• **WHAT THE EXERCISE ASKS**:
Read through the entries below and return each line with the word "name".

• **ENTRIES SHOWN**:
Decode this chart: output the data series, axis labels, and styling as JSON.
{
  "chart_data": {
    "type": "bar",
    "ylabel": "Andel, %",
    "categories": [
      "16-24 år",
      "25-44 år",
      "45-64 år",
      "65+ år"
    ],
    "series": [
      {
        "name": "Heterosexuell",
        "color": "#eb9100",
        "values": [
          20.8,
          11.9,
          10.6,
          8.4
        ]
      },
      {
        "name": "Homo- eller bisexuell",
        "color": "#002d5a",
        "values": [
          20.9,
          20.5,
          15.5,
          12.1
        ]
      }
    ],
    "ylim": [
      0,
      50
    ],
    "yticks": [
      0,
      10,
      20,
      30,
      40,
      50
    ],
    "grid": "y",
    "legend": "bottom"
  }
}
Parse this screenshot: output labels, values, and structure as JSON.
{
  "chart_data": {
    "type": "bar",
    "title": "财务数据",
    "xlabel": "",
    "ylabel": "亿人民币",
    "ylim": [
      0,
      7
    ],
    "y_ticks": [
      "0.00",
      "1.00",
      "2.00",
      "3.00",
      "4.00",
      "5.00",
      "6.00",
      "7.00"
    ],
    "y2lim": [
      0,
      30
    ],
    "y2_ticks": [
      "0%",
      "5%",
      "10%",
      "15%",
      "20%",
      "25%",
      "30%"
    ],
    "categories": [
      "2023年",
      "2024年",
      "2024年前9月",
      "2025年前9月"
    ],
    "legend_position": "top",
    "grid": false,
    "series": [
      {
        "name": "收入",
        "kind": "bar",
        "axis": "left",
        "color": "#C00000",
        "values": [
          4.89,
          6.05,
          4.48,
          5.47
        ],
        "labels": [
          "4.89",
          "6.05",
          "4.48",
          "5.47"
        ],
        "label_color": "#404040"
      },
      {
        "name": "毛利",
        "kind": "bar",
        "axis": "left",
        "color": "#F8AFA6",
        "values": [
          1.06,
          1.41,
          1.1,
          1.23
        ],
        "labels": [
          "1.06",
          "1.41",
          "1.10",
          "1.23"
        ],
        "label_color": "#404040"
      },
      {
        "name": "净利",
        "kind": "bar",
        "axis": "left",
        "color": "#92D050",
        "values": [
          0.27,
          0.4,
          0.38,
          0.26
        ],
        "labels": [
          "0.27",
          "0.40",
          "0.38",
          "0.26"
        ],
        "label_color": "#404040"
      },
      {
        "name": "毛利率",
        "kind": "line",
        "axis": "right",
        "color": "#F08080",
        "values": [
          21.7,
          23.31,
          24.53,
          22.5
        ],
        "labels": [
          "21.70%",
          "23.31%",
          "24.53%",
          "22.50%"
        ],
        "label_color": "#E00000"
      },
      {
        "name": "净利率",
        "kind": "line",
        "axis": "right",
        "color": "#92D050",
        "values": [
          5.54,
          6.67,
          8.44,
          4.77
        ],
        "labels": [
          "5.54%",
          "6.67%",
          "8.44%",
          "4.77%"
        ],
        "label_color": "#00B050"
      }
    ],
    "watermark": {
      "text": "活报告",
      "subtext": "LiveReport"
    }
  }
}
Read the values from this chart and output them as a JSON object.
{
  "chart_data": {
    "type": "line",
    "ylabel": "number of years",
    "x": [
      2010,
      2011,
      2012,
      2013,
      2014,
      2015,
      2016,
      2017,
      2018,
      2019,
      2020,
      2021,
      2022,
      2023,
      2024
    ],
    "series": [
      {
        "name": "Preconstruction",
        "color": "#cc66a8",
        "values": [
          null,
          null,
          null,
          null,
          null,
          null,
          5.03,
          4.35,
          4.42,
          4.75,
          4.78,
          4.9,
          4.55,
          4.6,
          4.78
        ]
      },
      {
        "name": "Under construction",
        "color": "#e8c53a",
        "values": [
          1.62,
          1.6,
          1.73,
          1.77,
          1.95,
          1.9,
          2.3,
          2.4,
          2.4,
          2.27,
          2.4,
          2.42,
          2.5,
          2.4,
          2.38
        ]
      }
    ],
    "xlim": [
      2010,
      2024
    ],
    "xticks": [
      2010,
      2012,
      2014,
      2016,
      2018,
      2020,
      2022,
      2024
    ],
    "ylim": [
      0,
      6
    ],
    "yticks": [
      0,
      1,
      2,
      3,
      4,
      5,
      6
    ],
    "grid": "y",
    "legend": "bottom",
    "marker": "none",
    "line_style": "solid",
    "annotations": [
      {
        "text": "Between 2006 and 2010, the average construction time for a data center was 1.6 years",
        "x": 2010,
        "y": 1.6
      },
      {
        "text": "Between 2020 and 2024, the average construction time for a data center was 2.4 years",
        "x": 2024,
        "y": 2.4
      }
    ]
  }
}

• **CORRECT RESULT**:
        "name": "Heterosexuell",
        "name": "Homo- eller bisexuell",
        "name": "收入",
        "name": "毛利",
        "name": "净利",
        "name": "毛利率",
        "name": "净利率",
        "name": "Preconstruction",
        "name": "Under construction",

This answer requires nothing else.